• Extrait
# inserer image et figure dans corps de mail avec le logiciel mail



## nathdel (29 Mai 2008)

Bonjour,

Je voudrais savoir s'il est possible d'insérer ds le corps du mail des images, des figures avec le logiciel mail. Bref de faire une mise en page un peu évoluée
si non quel logiciel dois-je utiliser ?
help !!!
merci beaucoup


----------



## Anonyme (29 Mai 2008)

Salut, 
Tu fais ta "mise en page évoluée" à l'aide d'un traitement de texte, et tu envoies ton document en pièce jointe.

Et bienvenue sur le forum !!!


----------



## twinworld (29 Mai 2008)

il est possible d'insérer des images dans un texte dans Mail. Mais si elles sont trop lourdes, l'application aura tendance à les afficher sous forme d'icône de fichier qui indique une pièce jointe.


----------



## Anonyme (30 Mai 2008)

twinworld a dit:


> il est possible d'insérer des images dans un texte dans Mail. Mais si elles sont trop lourdes, l'application aura tendance à les afficher sous forme d'icône de fichier qui indique une pièce jointe.



Ce serait intéressant de savoir comment on fait ....


----------



## Aliboron (30 Mai 2008)

nathdel a dit:


> Je voudrais savoir s'il est possible d'insérer ds le corps du mail des images, des figures avec le logiciel mail. Bref de faire une mise en page un peu évoluée
> si non quel logiciel dois-je utiliser ?


Ce que tu cherches à faire, si je comprends bien, c'est ce qu'on appelle du "HTML complexe". Le logiciel de messagerie qui est considéré comme le mieux adapté pour le faire de façon simple est Thunderbird.


----------



## inkclub (30 Mai 2008)

Bonjour,

Le plus simple est de faire une image jpg de tout ton doc.

A partir de ton logiciel du fais un pdf, puis du l'ouvre avec Apercu et tu l'enregistre en jpg.

• Consigne 1
Réécrivez en tableau Markdown les lignes des données, depuis la première jusqu'à celle contenant "ondemand-price-header: 販売価格 [377,99,588,137]", incluse, avec une colonne « N° » pour le numéro de ligne et une colonne « Ligne » pour son texte, en omettant les lignes vides.
Le fil de discussion ci-dessus n'a aucun lien avec les lignes de données.

• Données fournies

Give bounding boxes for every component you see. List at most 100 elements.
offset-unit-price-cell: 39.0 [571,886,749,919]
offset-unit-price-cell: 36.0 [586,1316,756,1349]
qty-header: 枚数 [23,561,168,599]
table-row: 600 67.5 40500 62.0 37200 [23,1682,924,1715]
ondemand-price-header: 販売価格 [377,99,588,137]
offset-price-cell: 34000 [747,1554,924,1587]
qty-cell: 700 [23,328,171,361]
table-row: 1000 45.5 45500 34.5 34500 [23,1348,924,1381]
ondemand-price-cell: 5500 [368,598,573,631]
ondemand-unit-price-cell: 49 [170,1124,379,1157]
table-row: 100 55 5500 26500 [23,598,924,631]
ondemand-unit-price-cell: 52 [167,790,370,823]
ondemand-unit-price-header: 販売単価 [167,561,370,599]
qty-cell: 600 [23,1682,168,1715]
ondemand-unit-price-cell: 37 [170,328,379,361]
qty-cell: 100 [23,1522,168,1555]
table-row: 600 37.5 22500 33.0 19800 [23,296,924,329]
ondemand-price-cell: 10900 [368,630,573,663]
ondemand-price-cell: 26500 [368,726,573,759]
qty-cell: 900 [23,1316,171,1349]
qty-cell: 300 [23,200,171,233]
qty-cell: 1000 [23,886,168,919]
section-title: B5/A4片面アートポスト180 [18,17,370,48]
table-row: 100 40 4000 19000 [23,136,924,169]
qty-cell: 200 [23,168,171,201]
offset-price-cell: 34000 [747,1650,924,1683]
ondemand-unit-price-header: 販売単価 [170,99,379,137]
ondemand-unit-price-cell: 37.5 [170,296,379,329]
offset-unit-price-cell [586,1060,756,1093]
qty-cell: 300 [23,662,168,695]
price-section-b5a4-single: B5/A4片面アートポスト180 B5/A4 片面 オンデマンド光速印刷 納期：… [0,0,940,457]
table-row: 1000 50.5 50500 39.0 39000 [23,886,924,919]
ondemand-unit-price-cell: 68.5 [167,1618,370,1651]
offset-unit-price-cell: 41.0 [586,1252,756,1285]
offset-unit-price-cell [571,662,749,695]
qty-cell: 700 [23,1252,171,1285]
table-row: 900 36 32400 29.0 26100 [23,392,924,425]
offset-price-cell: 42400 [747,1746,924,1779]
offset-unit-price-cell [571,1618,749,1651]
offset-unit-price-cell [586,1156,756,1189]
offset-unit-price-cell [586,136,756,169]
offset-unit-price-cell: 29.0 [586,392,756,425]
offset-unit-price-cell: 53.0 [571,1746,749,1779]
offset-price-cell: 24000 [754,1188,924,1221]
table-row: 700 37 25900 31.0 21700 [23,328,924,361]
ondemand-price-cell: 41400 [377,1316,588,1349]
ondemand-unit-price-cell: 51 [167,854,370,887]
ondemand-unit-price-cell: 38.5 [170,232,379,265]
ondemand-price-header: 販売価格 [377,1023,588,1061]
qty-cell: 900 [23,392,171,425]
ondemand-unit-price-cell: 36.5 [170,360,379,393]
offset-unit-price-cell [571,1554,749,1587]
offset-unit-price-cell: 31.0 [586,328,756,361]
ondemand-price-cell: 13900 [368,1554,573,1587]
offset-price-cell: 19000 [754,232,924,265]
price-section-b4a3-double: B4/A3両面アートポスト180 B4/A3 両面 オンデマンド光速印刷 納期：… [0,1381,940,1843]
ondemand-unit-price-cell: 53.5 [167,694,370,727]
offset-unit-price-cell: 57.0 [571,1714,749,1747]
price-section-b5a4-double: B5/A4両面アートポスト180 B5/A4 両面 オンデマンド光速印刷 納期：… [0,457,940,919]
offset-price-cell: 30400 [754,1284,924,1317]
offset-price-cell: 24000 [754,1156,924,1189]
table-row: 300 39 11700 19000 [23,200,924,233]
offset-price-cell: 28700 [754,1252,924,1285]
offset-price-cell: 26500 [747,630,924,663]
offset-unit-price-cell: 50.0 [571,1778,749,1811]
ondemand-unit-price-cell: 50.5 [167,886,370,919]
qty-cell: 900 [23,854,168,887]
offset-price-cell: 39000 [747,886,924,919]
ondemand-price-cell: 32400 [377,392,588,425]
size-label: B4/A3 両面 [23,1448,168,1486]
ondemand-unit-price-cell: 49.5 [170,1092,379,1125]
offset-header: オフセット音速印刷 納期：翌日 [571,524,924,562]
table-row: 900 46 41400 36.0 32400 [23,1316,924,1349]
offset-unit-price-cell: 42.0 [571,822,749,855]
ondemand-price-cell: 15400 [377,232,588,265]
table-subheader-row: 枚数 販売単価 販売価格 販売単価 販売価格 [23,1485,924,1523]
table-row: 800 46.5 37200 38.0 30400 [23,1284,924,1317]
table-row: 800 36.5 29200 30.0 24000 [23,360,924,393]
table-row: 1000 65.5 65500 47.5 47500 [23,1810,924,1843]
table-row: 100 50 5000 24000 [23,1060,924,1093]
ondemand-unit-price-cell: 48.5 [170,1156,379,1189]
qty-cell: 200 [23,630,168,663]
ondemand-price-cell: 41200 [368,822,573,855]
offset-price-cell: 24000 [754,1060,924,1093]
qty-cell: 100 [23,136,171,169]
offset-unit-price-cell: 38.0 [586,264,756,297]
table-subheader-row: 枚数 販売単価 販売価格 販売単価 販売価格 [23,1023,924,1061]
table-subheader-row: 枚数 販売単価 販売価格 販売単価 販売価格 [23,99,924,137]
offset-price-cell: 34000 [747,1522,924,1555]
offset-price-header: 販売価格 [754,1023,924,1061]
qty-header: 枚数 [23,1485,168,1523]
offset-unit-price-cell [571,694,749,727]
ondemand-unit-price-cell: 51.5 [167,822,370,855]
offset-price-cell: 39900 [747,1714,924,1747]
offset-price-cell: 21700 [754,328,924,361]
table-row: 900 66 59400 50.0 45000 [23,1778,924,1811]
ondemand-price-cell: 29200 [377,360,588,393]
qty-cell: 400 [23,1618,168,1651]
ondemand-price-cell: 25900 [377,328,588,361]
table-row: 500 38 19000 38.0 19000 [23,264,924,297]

• Consigne 2
Pour chacune des affirmations suivantes, indiquez par oui ou non si elle concorde avec le fil de discussion, en citant à l'identique les mots qui permettent de trancher. (a) Aliboron présente Thunderbird comme le logiciel de messagerie jugé le mieux adapté pour le faire simplement. (b) twinworld affirme qu'on ne peut pas insérer d'images dans un texte dans Mail. (c) inkclub conseille d'ouvrir le pdf avec Aperçu et de l'enregistrer en jpg.

• Réponse attendue 1
| N° | Ligne |
|---|---|
| 1 | Give bounding boxes for every component you see. List at most 100 elements. |
| 2 | offset-unit-price-cell: 39.0 [571,886,749,919] |
| 3 | offset-unit-price-cell: 36.0 [586,1316,756,1349] |
| 4 | qty-header: 枚数 [23,561,168,599] |
| 5 | table-row: 600 67.5 40500 62.0 37200 [23,1682,924,1715] |
| 6 | ondemand-price-header: 販売価格 [377,99,588,137] |

• Réponse attendue 2
(a) Oui : « Le logiciel de messagerie qui est considéré comme le mieux adapté pour le faire de façon simple est Thunderbird. »
(b) Non : « il est possible d'insérer des images dans un texte dans Mail. »
(c) Oui : « puis du l'ouvre avec Apercu et tu l'enregistre en jpg. »